- _Exercise prompt_
Filter the listing and keep only the lines with the word "amalga".

- _Entries shown_
=-=-=

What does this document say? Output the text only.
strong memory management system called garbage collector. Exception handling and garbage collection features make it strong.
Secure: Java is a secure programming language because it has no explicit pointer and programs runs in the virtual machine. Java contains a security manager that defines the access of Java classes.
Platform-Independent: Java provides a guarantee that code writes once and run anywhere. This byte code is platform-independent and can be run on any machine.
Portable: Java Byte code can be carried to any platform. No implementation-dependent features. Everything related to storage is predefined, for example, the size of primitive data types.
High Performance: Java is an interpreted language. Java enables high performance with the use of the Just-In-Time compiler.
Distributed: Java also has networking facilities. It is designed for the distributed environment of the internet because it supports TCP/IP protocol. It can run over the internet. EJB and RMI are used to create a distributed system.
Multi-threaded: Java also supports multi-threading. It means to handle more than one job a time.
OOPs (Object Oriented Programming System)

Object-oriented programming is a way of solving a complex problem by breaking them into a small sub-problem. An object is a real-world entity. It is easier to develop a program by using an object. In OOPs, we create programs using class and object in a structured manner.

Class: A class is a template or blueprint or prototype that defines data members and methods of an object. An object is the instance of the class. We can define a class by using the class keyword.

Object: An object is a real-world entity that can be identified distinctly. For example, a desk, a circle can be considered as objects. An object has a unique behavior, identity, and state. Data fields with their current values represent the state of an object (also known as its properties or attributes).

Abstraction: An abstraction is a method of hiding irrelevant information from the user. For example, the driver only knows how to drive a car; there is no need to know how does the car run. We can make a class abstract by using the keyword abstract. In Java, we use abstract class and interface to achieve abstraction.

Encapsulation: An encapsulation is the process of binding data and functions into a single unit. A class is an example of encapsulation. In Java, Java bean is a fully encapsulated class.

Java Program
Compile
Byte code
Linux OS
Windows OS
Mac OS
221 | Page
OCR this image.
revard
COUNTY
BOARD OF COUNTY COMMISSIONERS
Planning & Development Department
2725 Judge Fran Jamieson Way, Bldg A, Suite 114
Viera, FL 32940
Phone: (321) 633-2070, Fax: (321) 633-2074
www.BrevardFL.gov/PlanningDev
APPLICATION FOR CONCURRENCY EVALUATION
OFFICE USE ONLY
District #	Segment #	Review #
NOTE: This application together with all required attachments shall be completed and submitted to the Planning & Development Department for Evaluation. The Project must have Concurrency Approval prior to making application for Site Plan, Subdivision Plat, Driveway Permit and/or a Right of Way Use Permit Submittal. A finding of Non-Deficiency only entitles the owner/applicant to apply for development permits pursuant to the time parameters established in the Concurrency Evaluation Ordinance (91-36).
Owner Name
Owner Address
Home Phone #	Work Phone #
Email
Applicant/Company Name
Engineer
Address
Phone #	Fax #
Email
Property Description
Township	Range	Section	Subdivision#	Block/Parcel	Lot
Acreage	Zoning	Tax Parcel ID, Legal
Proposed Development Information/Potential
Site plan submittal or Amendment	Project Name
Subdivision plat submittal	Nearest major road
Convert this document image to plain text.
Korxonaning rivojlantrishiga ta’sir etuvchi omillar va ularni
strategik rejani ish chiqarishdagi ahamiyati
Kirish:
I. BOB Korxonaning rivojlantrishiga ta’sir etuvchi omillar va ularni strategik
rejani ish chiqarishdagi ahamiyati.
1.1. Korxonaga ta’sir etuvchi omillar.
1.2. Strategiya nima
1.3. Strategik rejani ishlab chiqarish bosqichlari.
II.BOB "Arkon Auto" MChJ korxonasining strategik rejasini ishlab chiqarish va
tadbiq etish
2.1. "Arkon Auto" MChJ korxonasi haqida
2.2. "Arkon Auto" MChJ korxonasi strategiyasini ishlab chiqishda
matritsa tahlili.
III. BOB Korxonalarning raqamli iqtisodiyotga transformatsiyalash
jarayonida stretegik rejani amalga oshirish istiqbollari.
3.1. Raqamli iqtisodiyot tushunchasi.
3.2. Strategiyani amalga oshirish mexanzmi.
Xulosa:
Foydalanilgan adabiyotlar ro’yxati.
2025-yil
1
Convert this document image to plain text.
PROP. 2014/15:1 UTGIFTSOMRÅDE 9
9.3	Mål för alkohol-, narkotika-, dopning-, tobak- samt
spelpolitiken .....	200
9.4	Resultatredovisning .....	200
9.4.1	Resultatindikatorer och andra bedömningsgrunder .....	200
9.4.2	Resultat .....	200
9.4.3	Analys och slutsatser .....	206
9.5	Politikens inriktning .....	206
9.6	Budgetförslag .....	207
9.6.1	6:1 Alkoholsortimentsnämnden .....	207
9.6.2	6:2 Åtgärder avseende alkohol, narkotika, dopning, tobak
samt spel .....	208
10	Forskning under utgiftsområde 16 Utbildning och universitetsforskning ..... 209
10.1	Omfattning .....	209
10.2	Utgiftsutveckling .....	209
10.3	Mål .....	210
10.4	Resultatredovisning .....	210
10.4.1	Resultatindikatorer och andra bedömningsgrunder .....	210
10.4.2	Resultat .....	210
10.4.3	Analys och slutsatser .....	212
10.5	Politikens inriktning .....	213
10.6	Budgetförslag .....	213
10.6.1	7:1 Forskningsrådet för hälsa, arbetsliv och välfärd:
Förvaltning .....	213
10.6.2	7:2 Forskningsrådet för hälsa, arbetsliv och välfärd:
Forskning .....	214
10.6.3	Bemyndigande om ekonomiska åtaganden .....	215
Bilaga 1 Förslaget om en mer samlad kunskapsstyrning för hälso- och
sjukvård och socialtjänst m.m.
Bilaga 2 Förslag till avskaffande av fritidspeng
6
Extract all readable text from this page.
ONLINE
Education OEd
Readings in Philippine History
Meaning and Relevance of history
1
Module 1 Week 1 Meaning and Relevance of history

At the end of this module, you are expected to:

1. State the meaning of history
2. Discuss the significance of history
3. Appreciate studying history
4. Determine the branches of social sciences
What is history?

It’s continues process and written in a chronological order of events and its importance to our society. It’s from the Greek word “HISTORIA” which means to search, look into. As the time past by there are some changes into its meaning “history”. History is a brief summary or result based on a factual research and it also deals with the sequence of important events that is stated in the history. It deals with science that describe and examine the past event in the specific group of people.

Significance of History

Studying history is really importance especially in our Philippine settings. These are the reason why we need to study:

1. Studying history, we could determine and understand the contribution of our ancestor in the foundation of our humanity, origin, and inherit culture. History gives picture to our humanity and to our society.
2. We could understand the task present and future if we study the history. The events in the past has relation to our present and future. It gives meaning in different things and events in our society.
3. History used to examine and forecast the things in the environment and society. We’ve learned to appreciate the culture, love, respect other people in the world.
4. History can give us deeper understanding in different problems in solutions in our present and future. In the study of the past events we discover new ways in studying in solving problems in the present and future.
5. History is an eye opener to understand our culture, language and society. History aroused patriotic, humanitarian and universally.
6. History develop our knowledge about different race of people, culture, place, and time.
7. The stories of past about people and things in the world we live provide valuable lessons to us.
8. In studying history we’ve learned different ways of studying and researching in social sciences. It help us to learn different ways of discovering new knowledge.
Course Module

=-=-=

- _Result of the task_
jarayonida stretegik rejani amalga oshirish istiqbollari.
3.2. Strategiyani amalga oshirish mexanzmi.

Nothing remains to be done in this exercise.